■ **Given task**: Print all the records exactly, please.

[Records from a collection]
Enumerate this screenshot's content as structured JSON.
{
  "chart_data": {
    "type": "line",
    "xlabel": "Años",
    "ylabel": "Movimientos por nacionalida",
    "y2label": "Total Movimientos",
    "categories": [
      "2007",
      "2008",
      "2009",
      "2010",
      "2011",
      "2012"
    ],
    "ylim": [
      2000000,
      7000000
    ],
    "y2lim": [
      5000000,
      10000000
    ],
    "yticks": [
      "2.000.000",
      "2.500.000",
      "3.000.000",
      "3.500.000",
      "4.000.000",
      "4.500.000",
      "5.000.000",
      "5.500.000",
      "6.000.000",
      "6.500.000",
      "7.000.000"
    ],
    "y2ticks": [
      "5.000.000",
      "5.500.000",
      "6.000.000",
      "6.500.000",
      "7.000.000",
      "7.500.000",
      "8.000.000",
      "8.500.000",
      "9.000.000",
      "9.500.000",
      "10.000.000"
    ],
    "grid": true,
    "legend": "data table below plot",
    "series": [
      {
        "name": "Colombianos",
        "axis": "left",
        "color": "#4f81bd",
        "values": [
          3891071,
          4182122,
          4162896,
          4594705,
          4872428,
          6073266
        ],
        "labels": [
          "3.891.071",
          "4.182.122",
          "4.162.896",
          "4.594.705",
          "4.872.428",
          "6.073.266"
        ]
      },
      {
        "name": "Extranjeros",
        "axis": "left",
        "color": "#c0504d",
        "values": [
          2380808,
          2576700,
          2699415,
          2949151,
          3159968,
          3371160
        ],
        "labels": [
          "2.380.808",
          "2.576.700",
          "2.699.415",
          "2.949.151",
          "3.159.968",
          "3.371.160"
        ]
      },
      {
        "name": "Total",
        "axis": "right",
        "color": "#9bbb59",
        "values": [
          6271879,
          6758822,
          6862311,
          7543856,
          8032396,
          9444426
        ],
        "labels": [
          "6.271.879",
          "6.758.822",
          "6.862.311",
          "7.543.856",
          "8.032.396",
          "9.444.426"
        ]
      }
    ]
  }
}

■ **Exercise output**:
Enumerate this screenshot's content as structured JSON.
{
  "chart_data": {
    "type": "line",
    "xlabel": "Años",
    "ylabel": "Movimientos por nacionalida",
    "y2label": "Total Movimientos",
    "categories": [
      "2007",
      "2008",
      "2009",
      "2010",
      "2011",
      "2012"
    ],
    "ylim": [
      2000000,
      7000000
    ],
    "y2lim": [
      5000000,
      10000000
    ],
    "yticks": [
      "2.000.000",
      "2.500.000",
      "3.000.000",
      "3.500.000",
      "4.000.000",
      "4.500.000",
      "5.000.000",
      "5.500.000",
      "6.000.000",
      "6.500.000",
      "7.000.000"
    ],
    "y2ticks": [
      "5.000.000",
      "5.500.000",
      "6.000.000",
      "6.500.000",
      "7.000.000",
      "7.500.000",
      "8.000.000",
      "8.500.000",
      "9.000.000",
      "9.500.000",
      "10.000.000"
    ],
    "grid": true,
    "legend": "data table below plot",
    "series": [
      {
        "name": "Colombianos",
        "axis": "left",
        "color": "#4f81bd",
        "values": [
          3891071,
          4182122,
          4162896,
          4594705,
          4872428,
          6073266
        ],
        "labels": [
          "3.891.071",
          "4.182.122",
          "4.162.896",
          "4.594.705",
          "4.872.428",
          "6.073.266"
        ]
      },
      {
        "name": "Extranjeros",
        "axis": "left",
        "color": "#c0504d",
        "values": [
          2380808,
          2576700,
          2699415,
          2949151,
          3159968,
          3371160
        ],
        "labels": [
          "2.380.808",
          "2.576.700",
          "2.699.415",
          "2.949.151",
          "3.159.968",
          "3.371.160"
        ]
      },
      {
        "name": "Total",
        "axis": "right",
        "color": "#9bbb59",
        "values": [
          6271879,
          6758822,
          6862311,
          7543856,
          8032396,
          9444426
        ],
        "labels": [
          "6.271.879",
          "6.758.822",
          "6.862.311",
          "7.543.856",
          "8.032.396",
          "9.444.426"
        ]
      }
    ]
  }
}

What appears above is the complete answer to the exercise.